- _What to work on_
Give all of the lines again exactly as they read.

--- --- ---

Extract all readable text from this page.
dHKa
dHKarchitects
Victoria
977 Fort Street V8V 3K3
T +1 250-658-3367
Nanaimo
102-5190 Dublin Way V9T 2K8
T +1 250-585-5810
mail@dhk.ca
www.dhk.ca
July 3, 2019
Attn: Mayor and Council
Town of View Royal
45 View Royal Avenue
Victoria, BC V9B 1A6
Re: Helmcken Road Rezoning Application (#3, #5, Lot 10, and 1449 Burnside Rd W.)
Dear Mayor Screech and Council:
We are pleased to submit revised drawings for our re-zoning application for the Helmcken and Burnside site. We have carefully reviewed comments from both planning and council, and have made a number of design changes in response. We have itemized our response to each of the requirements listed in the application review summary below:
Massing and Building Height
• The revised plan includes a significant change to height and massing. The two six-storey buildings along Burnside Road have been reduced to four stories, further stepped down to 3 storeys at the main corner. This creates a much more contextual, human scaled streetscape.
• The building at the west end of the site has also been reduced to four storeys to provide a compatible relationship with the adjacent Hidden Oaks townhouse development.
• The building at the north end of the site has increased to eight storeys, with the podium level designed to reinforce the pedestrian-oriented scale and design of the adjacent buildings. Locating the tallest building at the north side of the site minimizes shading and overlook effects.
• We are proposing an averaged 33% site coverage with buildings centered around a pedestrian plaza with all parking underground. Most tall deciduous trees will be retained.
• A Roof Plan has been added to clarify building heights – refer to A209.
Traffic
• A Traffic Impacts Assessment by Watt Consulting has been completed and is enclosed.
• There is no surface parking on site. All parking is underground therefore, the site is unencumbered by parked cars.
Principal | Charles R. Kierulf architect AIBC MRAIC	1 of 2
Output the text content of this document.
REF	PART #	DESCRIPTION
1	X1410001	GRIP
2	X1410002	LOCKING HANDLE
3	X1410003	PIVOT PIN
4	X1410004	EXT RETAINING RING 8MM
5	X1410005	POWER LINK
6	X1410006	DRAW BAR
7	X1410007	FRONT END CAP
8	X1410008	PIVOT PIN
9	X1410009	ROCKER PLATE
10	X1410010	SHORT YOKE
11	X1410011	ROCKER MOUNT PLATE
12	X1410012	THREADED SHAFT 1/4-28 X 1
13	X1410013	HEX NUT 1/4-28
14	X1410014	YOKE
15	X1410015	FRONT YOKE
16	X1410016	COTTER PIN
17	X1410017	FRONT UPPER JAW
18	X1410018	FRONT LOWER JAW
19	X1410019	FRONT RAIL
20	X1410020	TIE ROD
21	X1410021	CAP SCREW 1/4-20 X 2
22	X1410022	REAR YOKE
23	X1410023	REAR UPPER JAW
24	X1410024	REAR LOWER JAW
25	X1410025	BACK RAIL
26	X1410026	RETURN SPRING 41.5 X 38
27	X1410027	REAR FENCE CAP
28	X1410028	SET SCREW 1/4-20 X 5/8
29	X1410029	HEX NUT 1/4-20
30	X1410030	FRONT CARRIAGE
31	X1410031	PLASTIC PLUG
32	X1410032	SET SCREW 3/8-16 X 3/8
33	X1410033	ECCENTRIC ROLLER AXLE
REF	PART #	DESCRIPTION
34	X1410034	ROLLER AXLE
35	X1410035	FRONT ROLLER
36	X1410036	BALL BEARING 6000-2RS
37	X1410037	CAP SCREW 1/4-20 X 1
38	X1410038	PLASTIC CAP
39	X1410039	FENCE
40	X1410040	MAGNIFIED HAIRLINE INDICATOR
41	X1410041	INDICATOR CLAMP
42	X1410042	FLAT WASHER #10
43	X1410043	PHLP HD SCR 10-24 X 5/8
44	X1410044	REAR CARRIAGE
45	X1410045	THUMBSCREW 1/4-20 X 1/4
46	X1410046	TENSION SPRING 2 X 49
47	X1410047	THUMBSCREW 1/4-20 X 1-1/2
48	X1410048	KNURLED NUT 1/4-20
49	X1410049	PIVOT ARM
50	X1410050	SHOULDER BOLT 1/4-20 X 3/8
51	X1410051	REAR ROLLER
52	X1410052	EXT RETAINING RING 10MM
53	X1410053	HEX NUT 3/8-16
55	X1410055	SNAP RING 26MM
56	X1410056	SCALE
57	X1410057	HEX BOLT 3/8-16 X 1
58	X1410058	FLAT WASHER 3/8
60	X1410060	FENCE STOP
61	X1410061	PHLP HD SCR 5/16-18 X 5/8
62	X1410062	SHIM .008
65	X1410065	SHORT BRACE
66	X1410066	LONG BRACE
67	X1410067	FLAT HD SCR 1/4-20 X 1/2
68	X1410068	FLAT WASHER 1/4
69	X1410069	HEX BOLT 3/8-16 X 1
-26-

--- --- ---

- _Task result_
Extract all readable text from this page.
dHKa
dHKarchitects
Victoria
977 Fort Street V8V 3K3
T +1 250-658-3367
Nanaimo
102-5190 Dublin Way V9T 2K8
T +1 250-585-5810
mail@dhk.ca
www.dhk.ca
July 3, 2019
Attn: Mayor and Council
Town of View Royal
45 View Royal Avenue
Victoria, BC V9B 1A6
Re: Helmcken Road Rezoning Application (#3, #5, Lot 10, and 1449 Burnside Rd W.)
Dear Mayor Screech and Council:
We are pleased to submit revised drawings for our re-zoning application for the Helmcken and Burnside site. We have carefully reviewed comments from both planning and council, and have made a number of design changes in response. We have itemized our response to each of the requirements listed in the application review summary below:
Massing and Building Height
• The revised plan includes a significant change to height and massing. The two six-storey buildings along Burnside Road have been reduced to four stories, further stepped down to 3 storeys at the main corner. This creates a much more contextual, human scaled streetscape.
• The building at the west end of the site has also been reduced to four storeys to provide a compatible relationship with the adjacent Hidden Oaks townhouse development.
• The building at the north end of the site has increased to eight storeys, with the podium level designed to reinforce the pedestrian-oriented scale and design of the adjacent buildings. Locating the tallest building at the north side of the site minimizes shading and overlook effects.
• We are proposing an averaged 33% site coverage with buildings centered around a pedestrian plaza with all parking underground. Most tall deciduous trees will be retained.
• A Roof Plan has been added to clarify building heights – refer to A209.
Traffic
• A Traffic Impacts Assessment by Watt Consulting has been completed and is enclosed.
• There is no surface parking on site. All parking is underground therefore, the site is unencumbered by parked cars.
Principal | Charles R. Kierulf architect AIBC MRAIC	1 of 2
Output the text content of this document.
REF	PART #	DESCRIPTION
1	X1410001	GRIP
2	X1410002	LOCKING HANDLE
3	X1410003	PIVOT PIN
4	X1410004	EXT RETAINING RING 8MM
5	X1410005	POWER LINK
6	X1410006	DRAW BAR
7	X1410007	FRONT END CAP
8	X1410008	PIVOT PIN
9	X1410009	ROCKER PLATE
10	X1410010	SHORT YOKE
11	X1410011	ROCKER MOUNT PLATE
12	X1410012	THREADED SHAFT 1/4-28 X 1
13	X1410013	HEX NUT 1/4-28
14	X1410014	YOKE
15	X1410015	FRONT YOKE
16	X1410016	COTTER PIN
17	X1410017	FRONT UPPER JAW
18	X1410018	FRONT LOWER JAW
19	X1410019	FRONT RAIL
20	X1410020	TIE ROD
21	X1410021	CAP SCREW 1/4-20 X 2
22	X1410022	REAR YOKE
23	X1410023	REAR UPPER JAW
24	X1410024	REAR LOWER JAW
25	X1410025	BACK RAIL
26	X1410026	RETURN SPRING 41.5 X 38
27	X1410027	REAR FENCE CAP
28	X1410028	SET SCREW 1/4-20 X 5/8
29	X1410029	HEX NUT 1/4-20
30	X1410030	FRONT CARRIAGE
31	X1410031	PLASTIC PLUG
32	X1410032	SET SCREW 3/8-16 X 3/8
33	X1410033	ECCENTRIC ROLLER AXLE
REF	PART #	DESCRIPTION
34	X1410034	ROLLER AXLE
35	X1410035	FRONT ROLLER
36	X1410036	BALL BEARING 6000-2RS
37	X1410037	CAP SCREW 1/4-20 X 1
38	X1410038	PLASTIC CAP
39	X1410039	FENCE
40	X1410040	MAGNIFIED HAIRLINE INDICATOR
41	X1410041	INDICATOR CLAMP
42	X1410042	FLAT WASHER #10
43	X1410043	PHLP HD SCR 10-24 X 5/8
44	X1410044	REAR CARRIAGE
45	X1410045	THUMBSCREW 1/4-20 X 1/4
46	X1410046	TENSION SPRING 2 X 49
47	X1410047	THUMBSCREW 1/4-20 X 1-1/2
48	X1410048	KNURLED NUT 1/4-20
49	X1410049	PIVOT ARM
50	X1410050	SHOULDER BOLT 1/4-20 X 3/8
51	X1410051	REAR ROLLER
52	X1410052	EXT RETAINING RING 10MM
53	X1410053	HEX NUT 3/8-16
55	X1410055	SNAP RING 26MM
56	X1410056	SCALE
57	X1410057	HEX BOLT 3/8-16 X 1
58	X1410058	FLAT WASHER 3/8
60	X1410060	FENCE STOP
61	X1410061	PHLP HD SCR 5/16-18 X 5/8
62	X1410062	SHIM .008
65	X1410065	SHORT BRACE
66	X1410066	LONG BRACE
67	X1410067	FLAT HD SCR 1/4-20 X 1/2
68	X1410068	FLAT WASHER 1/4
69	X1410069	HEX BOLT 3/8-16 X 1
-26-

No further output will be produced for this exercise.